GIVEN EXERCISE – Without the pictures, can you quote each line below exactly?

Dataset entries on figures –
━━━━━━━━━━
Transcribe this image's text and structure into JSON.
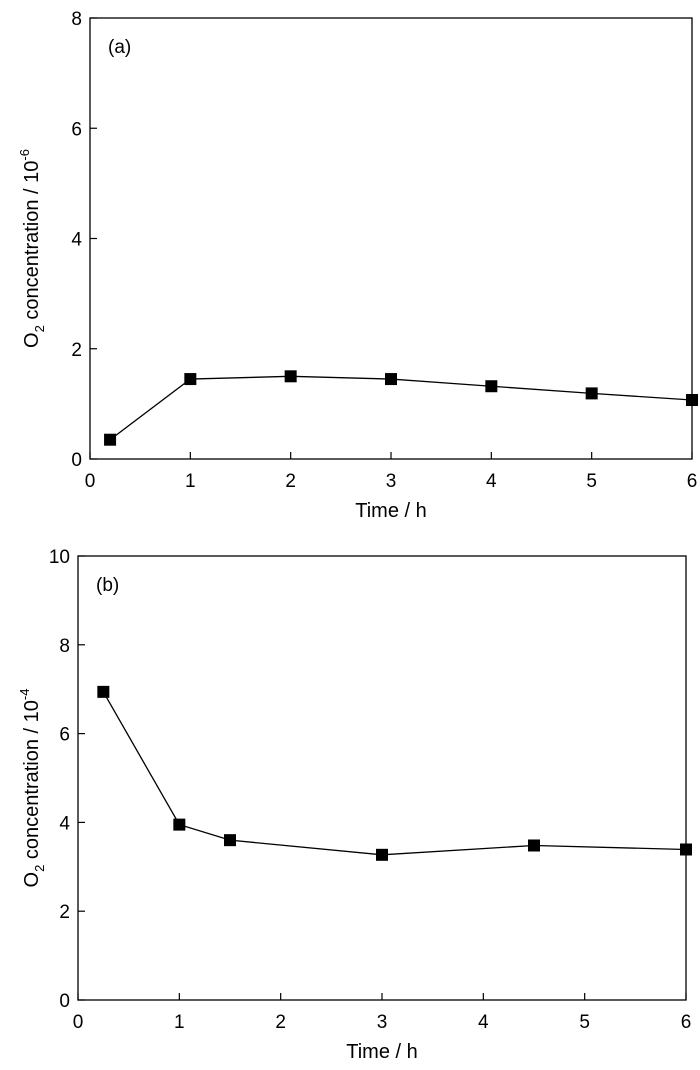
{
  "chart_data": [
    {
      "type": "line",
      "panel_label": "(a)",
      "xlabel": "Time / h",
      "ylabel": {
        "prefix": "O",
        "sub": "2",
        "main": " concentration / 10",
        "sup": "-6"
      },
      "xlim": [
        0,
        6
      ],
      "ylim": [
        0,
        8
      ],
      "xticks": [
        0,
        1,
        2,
        3,
        4,
        5,
        6
      ],
      "yticks": [
        0,
        2,
        4,
        6,
        8
      ],
      "grid": false,
      "series": [
        {
          "name": "O2 concentration",
          "marker": "square",
          "x": [
            0.2,
            1,
            2,
            3,
            4,
            5,
            6
          ],
          "y": [
            0.35,
            1.45,
            1.5,
            1.45,
            1.32,
            1.19,
            1.07
          ]
        }
      ]
    },
    {
      "type": "line",
      "panel_label": "(b)",
      "xlabel": "Time / h",
      "ylabel": {
        "prefix": "O",
        "sub": "2",
        "main": " concentration / 10",
        "sup": "-4"
      },
      "xlim": [
        0,
        6
      ],
      "ylim": [
        0,
        10
      ],
      "xticks": [
        0,
        1,
        2,
        3,
        4,
        5,
        6
      ],
      "yticks": [
        0,
        2,
        4,
        6,
        8,
        10
      ],
      "grid": false,
      "series": [
        {
          "name": "O2 concentration",
          "marker": "square",
          "x": [
            0.25,
            1,
            1.5,
            3,
            4.5,
            6
          ],
          "y": [
            6.94,
            3.95,
            3.6,
            3.27,
            3.48,
            3.39
          ]
        }
      ]
    }
  ]
}
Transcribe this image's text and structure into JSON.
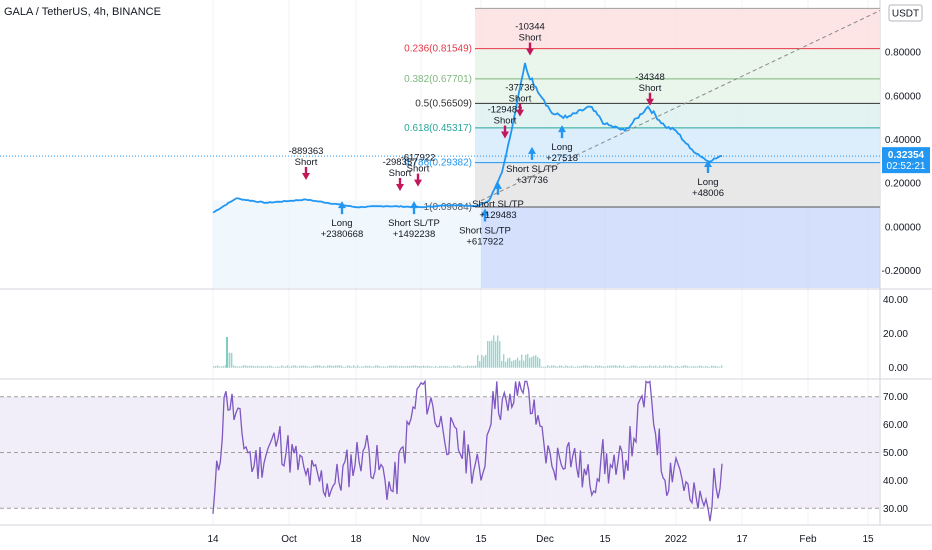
━━━━━━━━━━
ANSWER TO THIS TASK –
Transcribe this image's text and structure into JSON.
{
  "chart_data": [
    {
      "type": "line",
      "panel_label": "(a)",
      "xlabel": "Time / h",
      "ylabel": {
        "prefix": "O",
        "sub": "2",
        "main": " concentration / 10",
        "sup": "-6"
      },
      "xlim": [
        0,
        6
      ],
      "ylim": [
        0,
        8
      ],
      "xticks": [
        0,
        1,
        2,
        3,
        4,
        5,
        6
      ],
      "yticks": [
        0,
        2,
        4,
        6,
        8
      ],
      "grid": false,
      "series": [
        {
          "name": "O2 concentration",
          "marker": "square",
          "x": [
            0.2,
            1,
            2,
            3,
            4,
            5,
            6
          ],
          "y": [
            0.35,
            1.45,
            1.5,
            1.45,
            1.32,
            1.19,
            1.07
          ]
        }
      ]
    },
    {
      "type": "line",
      "panel_label": "(b)",
      "xlabel": "Time / h",
      "ylabel": {
        "prefix": "O",
        "sub": "2",
        "main": " concentration / 10",
        "sup": "-4"
      },
      "xlim": [
        0,
        6
      ],
      "ylim": [
        0,
        10
      ],
      "xticks": [
        0,
        1,
        2,
        3,
        4,
        5,
        6
      ],
      "yticks": [
        0,
        2,
        4,
        6,
        8,
        10
      ],
      "grid": false,
      "series": [
        {
          "name": "O2 concentration",
          "marker": "square",
          "x": [
            0.25,
            1,
            1.5,
            3,
            4.5,
            6
          ],
          "y": [
            6.94,
            3.95,
            3.6,
            3.27,
            3.48,
            3.39
          ]
        }
      ]
    }
  ]
}
Transcribe this image's text and structure into JSON.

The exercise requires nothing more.